::: Dataset content
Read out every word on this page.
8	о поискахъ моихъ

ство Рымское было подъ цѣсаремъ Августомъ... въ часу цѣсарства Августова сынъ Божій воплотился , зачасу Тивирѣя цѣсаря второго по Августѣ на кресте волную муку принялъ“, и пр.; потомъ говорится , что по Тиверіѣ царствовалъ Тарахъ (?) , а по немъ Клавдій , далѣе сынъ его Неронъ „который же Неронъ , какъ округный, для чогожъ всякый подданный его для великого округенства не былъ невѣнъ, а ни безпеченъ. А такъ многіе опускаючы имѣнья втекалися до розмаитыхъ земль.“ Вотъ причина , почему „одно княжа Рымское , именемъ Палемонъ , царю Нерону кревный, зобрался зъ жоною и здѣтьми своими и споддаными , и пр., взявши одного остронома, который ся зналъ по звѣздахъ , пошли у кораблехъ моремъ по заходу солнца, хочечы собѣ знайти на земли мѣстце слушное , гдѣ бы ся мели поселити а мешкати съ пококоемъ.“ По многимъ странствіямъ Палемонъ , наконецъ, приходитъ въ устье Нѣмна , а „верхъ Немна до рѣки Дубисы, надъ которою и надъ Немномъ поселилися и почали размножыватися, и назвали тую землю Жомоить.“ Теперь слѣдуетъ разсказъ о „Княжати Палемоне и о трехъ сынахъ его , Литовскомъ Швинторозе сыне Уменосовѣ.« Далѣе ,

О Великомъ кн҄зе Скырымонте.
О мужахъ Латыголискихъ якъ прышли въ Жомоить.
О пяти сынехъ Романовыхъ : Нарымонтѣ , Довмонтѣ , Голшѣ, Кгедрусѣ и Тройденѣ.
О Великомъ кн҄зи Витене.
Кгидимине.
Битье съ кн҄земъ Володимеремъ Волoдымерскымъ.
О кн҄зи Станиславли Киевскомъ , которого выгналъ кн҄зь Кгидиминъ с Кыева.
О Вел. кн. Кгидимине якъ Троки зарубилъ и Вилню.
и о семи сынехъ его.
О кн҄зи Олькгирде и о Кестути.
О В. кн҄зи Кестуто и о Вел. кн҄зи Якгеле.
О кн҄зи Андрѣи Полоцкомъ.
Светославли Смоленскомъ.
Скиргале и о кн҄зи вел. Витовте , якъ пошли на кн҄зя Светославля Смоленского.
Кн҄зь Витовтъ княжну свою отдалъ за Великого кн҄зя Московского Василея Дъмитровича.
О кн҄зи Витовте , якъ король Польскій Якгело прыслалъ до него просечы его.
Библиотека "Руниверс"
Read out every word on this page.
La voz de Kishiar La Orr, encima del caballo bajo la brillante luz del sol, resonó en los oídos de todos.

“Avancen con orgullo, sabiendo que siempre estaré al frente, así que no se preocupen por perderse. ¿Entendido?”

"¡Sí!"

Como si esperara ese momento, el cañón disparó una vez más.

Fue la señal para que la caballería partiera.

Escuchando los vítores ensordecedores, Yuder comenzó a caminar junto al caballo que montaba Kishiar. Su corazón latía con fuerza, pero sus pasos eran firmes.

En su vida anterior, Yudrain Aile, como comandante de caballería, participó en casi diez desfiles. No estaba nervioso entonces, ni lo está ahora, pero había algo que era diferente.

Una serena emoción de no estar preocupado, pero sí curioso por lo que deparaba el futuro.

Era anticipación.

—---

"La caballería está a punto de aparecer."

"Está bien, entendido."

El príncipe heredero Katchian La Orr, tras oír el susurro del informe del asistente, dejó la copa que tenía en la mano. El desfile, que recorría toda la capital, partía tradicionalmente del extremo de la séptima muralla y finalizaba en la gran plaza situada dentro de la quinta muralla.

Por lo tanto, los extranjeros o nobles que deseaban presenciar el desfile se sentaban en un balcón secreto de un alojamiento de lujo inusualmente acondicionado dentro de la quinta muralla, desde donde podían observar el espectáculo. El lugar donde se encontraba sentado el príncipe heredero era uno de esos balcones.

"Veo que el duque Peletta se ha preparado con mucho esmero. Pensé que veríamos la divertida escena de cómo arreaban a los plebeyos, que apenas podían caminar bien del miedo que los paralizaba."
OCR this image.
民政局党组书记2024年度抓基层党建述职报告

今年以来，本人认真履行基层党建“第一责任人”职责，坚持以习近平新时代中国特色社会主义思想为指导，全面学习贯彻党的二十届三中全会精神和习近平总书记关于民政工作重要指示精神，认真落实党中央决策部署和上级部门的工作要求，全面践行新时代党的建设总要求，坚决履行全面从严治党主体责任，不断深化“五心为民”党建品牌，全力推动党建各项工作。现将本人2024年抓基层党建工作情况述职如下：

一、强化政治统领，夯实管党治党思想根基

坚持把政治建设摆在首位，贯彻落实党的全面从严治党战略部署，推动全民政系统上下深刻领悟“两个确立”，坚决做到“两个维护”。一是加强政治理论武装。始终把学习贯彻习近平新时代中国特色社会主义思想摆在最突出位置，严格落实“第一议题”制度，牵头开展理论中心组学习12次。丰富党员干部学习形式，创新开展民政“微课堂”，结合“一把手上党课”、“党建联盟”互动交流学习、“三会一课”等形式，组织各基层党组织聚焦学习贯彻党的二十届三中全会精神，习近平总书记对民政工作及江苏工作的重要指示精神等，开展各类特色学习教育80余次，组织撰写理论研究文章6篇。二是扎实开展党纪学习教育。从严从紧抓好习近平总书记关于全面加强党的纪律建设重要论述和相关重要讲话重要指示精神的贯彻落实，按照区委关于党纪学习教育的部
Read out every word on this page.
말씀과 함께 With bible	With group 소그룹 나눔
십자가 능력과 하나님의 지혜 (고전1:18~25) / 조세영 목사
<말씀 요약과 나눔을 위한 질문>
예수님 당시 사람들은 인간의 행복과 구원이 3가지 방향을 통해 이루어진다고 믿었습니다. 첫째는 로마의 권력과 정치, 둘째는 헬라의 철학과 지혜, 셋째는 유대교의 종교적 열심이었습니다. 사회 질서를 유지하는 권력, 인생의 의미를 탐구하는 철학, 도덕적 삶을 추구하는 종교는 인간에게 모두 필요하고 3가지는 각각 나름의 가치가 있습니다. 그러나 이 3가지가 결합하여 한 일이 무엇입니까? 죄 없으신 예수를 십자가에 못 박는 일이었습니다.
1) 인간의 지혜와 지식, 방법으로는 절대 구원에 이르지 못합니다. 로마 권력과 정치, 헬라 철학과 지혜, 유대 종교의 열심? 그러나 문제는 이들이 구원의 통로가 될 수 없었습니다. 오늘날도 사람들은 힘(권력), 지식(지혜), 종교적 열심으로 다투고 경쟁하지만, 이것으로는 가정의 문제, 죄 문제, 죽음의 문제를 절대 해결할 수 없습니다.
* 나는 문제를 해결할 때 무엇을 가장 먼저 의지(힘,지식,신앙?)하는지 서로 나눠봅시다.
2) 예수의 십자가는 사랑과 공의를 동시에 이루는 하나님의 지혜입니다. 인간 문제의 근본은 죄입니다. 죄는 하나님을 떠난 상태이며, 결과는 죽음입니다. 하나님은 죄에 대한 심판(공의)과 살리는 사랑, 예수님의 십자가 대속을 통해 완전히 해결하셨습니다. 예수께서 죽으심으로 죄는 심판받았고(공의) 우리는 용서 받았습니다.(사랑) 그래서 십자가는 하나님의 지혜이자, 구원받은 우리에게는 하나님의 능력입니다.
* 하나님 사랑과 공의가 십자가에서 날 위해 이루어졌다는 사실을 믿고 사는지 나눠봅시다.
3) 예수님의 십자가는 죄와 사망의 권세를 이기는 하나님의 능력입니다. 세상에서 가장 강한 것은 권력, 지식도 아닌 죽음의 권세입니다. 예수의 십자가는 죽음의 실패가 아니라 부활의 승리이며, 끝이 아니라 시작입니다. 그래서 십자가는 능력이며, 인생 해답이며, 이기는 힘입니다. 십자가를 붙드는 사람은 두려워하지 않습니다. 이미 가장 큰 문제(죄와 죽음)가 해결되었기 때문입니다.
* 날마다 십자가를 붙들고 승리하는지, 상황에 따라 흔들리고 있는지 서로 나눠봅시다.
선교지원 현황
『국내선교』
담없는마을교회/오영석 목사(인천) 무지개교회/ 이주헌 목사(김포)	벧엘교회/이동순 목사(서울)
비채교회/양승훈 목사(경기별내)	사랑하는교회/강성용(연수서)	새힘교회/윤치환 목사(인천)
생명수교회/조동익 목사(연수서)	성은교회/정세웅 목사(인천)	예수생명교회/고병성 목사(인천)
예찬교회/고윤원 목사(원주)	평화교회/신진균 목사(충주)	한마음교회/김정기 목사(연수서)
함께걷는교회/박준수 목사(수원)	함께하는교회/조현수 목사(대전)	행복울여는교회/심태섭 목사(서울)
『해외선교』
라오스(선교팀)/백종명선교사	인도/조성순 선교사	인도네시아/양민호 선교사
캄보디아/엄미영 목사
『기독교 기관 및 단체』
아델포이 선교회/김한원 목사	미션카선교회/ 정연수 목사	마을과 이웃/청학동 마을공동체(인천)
::::::
_What is required:_
Copy each line above that contains the string "сынехъ".

_Solved exercise:_
О пяти сынехъ Романовыхъ : Нарымонтѣ , Довмонтѣ , Голшѣ, Кгедрусѣ и Тройденѣ.
и о семи сынехъ его.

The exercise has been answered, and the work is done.